=== RECORD LIST ===

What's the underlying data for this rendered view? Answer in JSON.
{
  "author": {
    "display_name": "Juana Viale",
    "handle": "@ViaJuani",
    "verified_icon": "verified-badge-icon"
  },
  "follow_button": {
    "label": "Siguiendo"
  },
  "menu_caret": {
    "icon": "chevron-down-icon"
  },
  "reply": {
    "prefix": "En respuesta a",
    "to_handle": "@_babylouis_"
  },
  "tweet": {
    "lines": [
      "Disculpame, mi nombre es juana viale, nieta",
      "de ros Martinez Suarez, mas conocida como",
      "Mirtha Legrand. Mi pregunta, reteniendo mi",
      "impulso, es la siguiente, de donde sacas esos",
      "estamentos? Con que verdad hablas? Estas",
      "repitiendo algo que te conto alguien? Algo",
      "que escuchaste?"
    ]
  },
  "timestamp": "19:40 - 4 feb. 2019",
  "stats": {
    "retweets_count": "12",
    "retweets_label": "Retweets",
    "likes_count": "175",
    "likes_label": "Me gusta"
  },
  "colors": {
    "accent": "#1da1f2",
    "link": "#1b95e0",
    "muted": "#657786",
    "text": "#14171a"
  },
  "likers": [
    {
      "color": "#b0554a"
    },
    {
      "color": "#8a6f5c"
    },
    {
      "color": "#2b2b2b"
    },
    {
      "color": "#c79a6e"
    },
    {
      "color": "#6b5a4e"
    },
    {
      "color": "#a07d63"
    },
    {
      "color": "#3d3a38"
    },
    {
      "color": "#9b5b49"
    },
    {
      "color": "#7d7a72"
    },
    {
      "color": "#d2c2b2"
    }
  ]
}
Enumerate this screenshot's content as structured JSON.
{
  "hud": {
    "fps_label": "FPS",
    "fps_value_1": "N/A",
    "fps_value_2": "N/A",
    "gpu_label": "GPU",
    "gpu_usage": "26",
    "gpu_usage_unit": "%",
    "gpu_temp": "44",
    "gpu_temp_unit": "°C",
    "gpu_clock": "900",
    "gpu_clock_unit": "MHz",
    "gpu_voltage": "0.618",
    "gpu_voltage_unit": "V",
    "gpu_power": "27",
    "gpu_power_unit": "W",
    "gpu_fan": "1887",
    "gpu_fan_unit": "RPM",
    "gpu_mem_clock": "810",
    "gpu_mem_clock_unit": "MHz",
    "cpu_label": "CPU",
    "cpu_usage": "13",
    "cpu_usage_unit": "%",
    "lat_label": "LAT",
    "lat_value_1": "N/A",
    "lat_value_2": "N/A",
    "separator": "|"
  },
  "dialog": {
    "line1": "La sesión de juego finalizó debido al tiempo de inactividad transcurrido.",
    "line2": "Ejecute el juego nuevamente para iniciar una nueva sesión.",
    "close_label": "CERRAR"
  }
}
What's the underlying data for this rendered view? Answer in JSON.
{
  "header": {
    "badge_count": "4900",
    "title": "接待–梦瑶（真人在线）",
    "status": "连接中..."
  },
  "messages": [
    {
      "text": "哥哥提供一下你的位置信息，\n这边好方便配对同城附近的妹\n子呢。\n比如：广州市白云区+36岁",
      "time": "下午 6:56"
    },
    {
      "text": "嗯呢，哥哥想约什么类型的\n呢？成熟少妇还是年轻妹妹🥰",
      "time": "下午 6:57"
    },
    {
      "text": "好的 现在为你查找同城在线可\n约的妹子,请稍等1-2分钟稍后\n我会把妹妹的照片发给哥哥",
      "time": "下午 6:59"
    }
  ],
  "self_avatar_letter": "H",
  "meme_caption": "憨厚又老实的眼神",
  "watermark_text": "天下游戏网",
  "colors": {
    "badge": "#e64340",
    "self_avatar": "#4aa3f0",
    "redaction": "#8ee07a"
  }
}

===

▶ _WRITTEN REQUEST_
Quote each line of the data above exactly as written.

▶ _WORKED SOLUTION_
What's the underlying data for this rendered view? Answer in JSON.
{
  "author": {
    "display_name": "Juana Viale",
    "handle": "@ViaJuani",
    "verified_icon": "verified-badge-icon"
  },
  "follow_button": {
    "label": "Siguiendo"
  },
  "menu_caret": {
    "icon": "chevron-down-icon"
  },
  "reply": {
    "prefix": "En respuesta a",
    "to_handle": "@_babylouis_"
  },
  "tweet": {
    "lines": [
      "Disculpame, mi nombre es juana viale, nieta",
      "de ros Martinez Suarez, mas conocida como",
      "Mirtha Legrand. Mi pregunta, reteniendo mi",
      "impulso, es la siguiente, de donde sacas esos",
      "estamentos? Con que verdad hablas? Estas",
      "repitiendo algo que te conto alguien? Algo",
      "que escuchaste?"
    ]
  },
  "timestamp": "19:40 - 4 feb. 2019",
  "stats": {
    "retweets_count": "12",
    "retweets_label": "Retweets",
    "likes_count": "175",
    "likes_label": "Me gusta"
  },
  "colors": {
    "accent": "#1da1f2",
    "link": "#1b95e0",
    "muted": "#657786",
    "text": "#14171a"
  },
  "likers": [
    {
      "color": "#b0554a"
    },
    {
      "color": "#8a6f5c"
    },
    {
      "color": "#2b2b2b"
    },
    {
      "color": "#c79a6e"
    },
    {
      "color": "#6b5a4e"
    },
    {
      "color": "#a07d63"
    },
    {
      "color": "#3d3a38"
    },
    {
      "color": "#9b5b49"
    },
    {
      "color": "#7d7a72"
    },
    {
      "color": "#d2c2b2"
    }
  ]
}
Enumerate this screenshot's content as structured JSON.
{
  "hud": {
    "fps_label": "FPS",
    "fps_value_1": "N/A",
    "fps_value_2": "N/A",
    "gpu_label": "GPU",
    "gpu_usage": "26",
    "gpu_usage_unit": "%",
    "gpu_temp": "44",
    "gpu_temp_unit": "°C",
    "gpu_clock": "900",
    "gpu_clock_unit": "MHz",
    "gpu_voltage": "0.618",
    "gpu_voltage_unit": "V",
    "gpu_power": "27",
    "gpu_power_unit": "W",
    "gpu_fan": "1887",
    "gpu_fan_unit": "RPM",
    "gpu_mem_clock": "810",
    "gpu_mem_clock_unit": "MHz",
    "cpu_label": "CPU",
    "cpu_usage": "13",
    "cpu_usage_unit": "%",
    "lat_label": "LAT",
    "lat_value_1": "N/A",
    "lat_value_2": "N/A",
    "separator": "|"
  },
  "dialog": {
    "line1": "La sesión de juego finalizó debido al tiempo de inactividad transcurrido.",
    "line2": "Ejecute el juego nuevamente para iniciar una nueva sesión.",
    "close_label": "CERRAR"
  }
}
What's the underlying data for this rendered view? Answer in JSON.
{
  "header": {
    "badge_count": "4900",
    "title": "接待–梦瑶（真人在线）",
    "status": "连接中..."
  },
  "messages": [
    {
      "text": "哥哥提供一下你的位置信息，\n这边好方便配对同城附近的妹\n子呢。\n比如：广州市白云区+36岁",
      "time": "下午 6:56"
    },
    {
      "text": "嗯呢，哥哥想约什么类型的\n呢？成熟少妇还是年轻妹妹🥰",
      "time": "下午 6:57"
    },
    {
      "text": "好的 现在为你查找同城在线可\n约的妹子,请稍等1-2分钟稍后\n我会把妹妹的照片发给哥哥",
      "time": "下午 6:59"
    }
  ],
  "self_avatar_letter": "H",
  "meme_caption": "憨厚又老实的眼神",
  "watermark_text": "天下游戏网",
  "colors": {
    "badge": "#e64340",
    "self_avatar": "#4aa3f0",
    "redaction": "#8ee07a"
  }
}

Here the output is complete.